▶ Input
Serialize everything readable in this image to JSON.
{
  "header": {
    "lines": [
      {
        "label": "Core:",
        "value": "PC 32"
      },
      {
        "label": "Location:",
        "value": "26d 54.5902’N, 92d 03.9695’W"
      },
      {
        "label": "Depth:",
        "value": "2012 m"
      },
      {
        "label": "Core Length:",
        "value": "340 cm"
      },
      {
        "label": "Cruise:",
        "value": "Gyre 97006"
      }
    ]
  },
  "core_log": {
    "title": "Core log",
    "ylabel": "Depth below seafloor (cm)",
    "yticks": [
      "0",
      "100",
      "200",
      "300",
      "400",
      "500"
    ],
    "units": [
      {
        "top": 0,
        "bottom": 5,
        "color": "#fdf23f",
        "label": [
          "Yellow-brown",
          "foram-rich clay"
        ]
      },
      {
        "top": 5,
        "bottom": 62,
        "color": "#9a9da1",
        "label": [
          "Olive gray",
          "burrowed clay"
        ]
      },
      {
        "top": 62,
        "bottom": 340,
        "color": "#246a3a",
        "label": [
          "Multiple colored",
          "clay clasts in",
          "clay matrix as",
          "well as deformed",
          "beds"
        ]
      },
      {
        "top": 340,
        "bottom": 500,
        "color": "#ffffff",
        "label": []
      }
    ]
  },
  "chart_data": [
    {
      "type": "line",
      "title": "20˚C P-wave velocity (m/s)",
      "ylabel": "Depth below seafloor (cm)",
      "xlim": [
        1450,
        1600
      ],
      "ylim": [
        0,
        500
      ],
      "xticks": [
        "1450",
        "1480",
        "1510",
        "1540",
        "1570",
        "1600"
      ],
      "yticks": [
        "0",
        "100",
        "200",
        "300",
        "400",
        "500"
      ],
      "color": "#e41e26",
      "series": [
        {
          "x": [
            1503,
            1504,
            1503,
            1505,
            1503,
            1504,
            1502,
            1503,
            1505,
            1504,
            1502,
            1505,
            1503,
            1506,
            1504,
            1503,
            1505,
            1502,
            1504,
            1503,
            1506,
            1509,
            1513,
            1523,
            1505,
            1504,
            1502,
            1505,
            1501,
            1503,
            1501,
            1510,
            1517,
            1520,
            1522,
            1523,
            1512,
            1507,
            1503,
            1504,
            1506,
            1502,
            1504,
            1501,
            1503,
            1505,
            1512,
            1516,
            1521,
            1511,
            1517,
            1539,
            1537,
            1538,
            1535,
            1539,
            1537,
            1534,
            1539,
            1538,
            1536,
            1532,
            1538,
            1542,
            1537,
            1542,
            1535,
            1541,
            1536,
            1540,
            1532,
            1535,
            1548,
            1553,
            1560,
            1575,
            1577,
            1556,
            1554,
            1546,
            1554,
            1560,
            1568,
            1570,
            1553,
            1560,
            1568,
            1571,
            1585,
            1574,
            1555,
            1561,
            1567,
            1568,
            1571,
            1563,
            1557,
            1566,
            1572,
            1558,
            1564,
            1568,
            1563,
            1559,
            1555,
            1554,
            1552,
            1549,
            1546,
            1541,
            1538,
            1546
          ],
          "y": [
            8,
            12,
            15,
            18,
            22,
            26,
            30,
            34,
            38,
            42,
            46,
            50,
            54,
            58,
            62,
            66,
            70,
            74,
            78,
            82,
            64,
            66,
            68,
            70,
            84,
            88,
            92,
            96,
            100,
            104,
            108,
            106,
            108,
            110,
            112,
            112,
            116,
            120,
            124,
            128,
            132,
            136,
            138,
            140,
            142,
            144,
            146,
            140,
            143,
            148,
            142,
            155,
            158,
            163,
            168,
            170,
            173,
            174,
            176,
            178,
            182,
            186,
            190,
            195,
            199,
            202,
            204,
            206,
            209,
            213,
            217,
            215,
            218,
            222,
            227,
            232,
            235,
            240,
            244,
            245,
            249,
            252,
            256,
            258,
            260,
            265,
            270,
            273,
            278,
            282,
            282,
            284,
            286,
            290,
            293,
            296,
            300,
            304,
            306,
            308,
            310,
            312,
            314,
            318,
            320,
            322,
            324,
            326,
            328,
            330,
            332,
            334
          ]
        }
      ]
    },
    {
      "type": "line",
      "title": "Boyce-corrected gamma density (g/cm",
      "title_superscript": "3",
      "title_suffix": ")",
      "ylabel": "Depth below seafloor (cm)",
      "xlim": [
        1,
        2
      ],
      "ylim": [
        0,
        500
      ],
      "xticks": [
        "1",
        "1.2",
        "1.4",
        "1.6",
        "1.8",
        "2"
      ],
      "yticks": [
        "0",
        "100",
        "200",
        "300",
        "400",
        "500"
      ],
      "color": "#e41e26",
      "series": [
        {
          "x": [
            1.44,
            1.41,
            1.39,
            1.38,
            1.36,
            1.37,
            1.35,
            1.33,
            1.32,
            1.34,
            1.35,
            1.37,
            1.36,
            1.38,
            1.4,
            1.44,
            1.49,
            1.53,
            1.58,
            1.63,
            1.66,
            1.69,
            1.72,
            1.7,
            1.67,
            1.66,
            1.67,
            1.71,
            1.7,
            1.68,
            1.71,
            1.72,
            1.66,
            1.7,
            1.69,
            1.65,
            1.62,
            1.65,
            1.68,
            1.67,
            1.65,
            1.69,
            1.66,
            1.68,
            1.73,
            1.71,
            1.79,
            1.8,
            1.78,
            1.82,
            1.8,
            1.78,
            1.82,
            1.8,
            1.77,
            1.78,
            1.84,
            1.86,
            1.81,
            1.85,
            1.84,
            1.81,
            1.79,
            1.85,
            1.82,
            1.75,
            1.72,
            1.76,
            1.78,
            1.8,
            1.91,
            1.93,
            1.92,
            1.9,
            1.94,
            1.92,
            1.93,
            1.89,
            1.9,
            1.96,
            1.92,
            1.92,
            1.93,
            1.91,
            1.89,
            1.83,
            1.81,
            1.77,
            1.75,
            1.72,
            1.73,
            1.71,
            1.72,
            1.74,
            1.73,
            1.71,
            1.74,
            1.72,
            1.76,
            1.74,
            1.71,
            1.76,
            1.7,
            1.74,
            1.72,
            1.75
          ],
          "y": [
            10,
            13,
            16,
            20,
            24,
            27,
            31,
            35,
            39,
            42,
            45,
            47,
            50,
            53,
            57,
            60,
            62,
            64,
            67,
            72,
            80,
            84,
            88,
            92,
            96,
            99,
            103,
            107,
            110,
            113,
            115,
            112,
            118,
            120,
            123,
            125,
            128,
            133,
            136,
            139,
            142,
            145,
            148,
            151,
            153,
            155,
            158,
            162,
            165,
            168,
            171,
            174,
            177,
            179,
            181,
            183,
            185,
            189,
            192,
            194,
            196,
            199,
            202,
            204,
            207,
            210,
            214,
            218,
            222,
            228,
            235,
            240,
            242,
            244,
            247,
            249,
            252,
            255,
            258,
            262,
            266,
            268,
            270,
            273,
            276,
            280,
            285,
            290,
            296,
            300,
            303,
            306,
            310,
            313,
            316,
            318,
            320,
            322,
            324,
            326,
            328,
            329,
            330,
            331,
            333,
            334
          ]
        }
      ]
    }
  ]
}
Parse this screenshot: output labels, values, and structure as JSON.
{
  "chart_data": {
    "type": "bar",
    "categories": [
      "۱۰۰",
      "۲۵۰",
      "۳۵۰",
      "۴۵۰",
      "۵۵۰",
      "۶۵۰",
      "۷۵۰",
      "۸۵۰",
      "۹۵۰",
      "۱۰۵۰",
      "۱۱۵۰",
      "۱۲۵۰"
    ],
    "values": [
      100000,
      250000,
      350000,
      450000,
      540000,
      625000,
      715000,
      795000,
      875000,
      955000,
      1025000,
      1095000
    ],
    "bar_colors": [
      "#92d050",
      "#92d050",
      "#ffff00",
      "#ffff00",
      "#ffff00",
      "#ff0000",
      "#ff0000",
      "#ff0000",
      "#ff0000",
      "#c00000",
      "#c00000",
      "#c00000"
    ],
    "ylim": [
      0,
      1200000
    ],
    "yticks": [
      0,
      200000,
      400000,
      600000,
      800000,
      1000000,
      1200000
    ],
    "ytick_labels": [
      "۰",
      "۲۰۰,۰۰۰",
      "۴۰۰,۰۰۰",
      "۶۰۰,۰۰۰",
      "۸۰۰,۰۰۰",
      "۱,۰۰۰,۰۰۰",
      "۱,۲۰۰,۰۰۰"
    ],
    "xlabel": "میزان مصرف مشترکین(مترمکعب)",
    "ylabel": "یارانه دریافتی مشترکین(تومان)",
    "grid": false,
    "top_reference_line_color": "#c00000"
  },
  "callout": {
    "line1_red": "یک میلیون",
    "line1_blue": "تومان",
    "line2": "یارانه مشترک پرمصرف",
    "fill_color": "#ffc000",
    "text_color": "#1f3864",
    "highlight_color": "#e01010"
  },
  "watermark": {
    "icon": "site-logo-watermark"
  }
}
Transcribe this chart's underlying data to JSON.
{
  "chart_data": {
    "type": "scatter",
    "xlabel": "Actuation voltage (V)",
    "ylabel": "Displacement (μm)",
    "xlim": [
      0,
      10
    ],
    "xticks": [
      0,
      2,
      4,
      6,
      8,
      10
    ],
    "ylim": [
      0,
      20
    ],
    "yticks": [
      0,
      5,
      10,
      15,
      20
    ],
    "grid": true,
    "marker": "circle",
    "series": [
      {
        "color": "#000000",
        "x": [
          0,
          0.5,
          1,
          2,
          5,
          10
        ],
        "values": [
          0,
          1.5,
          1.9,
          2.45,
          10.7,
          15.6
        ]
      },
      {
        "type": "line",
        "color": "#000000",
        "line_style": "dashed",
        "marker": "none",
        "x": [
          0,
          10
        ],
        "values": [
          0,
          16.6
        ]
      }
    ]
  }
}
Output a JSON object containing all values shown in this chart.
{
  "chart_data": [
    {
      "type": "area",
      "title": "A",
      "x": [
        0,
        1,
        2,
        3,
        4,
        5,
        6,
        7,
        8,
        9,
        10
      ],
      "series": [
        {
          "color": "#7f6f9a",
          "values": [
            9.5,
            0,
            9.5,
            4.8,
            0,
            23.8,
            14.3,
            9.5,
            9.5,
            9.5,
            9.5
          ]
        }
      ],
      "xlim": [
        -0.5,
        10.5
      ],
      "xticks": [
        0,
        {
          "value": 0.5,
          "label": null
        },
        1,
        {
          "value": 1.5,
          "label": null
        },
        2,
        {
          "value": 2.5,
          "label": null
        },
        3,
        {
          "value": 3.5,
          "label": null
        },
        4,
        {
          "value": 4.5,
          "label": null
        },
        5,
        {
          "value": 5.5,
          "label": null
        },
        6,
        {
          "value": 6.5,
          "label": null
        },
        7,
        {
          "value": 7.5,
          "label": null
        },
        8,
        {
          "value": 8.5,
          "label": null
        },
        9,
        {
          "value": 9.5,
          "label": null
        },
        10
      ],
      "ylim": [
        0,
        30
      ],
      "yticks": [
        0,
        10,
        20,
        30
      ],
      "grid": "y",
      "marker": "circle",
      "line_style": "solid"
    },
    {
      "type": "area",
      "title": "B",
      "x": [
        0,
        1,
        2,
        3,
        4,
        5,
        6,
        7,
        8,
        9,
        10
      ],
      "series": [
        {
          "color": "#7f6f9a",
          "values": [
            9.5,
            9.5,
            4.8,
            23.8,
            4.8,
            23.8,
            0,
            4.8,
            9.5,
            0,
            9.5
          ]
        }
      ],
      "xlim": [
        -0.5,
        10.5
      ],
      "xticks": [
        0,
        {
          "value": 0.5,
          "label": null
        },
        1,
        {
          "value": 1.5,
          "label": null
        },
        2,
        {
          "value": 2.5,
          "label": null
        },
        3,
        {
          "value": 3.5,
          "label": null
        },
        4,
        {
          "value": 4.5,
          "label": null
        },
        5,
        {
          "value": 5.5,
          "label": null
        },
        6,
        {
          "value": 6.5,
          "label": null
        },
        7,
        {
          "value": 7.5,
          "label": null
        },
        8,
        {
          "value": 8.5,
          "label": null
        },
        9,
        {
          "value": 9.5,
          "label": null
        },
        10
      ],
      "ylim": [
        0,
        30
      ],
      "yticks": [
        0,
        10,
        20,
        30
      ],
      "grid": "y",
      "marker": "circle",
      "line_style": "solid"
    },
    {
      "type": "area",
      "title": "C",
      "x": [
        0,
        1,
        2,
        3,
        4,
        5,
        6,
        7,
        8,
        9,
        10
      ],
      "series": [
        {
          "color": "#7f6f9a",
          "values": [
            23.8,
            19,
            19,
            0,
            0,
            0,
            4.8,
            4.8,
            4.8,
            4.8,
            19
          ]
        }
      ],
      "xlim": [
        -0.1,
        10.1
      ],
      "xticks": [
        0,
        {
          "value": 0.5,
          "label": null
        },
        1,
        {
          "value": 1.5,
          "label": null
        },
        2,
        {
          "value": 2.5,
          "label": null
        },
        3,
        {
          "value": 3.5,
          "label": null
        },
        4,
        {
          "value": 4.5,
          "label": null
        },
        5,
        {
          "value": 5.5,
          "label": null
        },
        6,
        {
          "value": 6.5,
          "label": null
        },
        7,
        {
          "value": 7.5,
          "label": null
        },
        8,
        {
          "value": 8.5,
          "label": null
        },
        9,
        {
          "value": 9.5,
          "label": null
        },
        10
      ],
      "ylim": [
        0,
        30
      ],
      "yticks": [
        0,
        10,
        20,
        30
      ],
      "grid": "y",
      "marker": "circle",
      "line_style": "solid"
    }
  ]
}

▶ Written request
Scan the listing above. Collect all lines with the word "ylabel".

▶ Written solution
    "ylabel": "Depth below seafloor (cm)",
      "ylabel": "Depth below seafloor (cm)",
      "ylabel": "Depth below seafloor (cm)",
    "ylabel": "یارانه دریافتی مشترکین(تومان)",
    "ylabel": "Displacement (μm)",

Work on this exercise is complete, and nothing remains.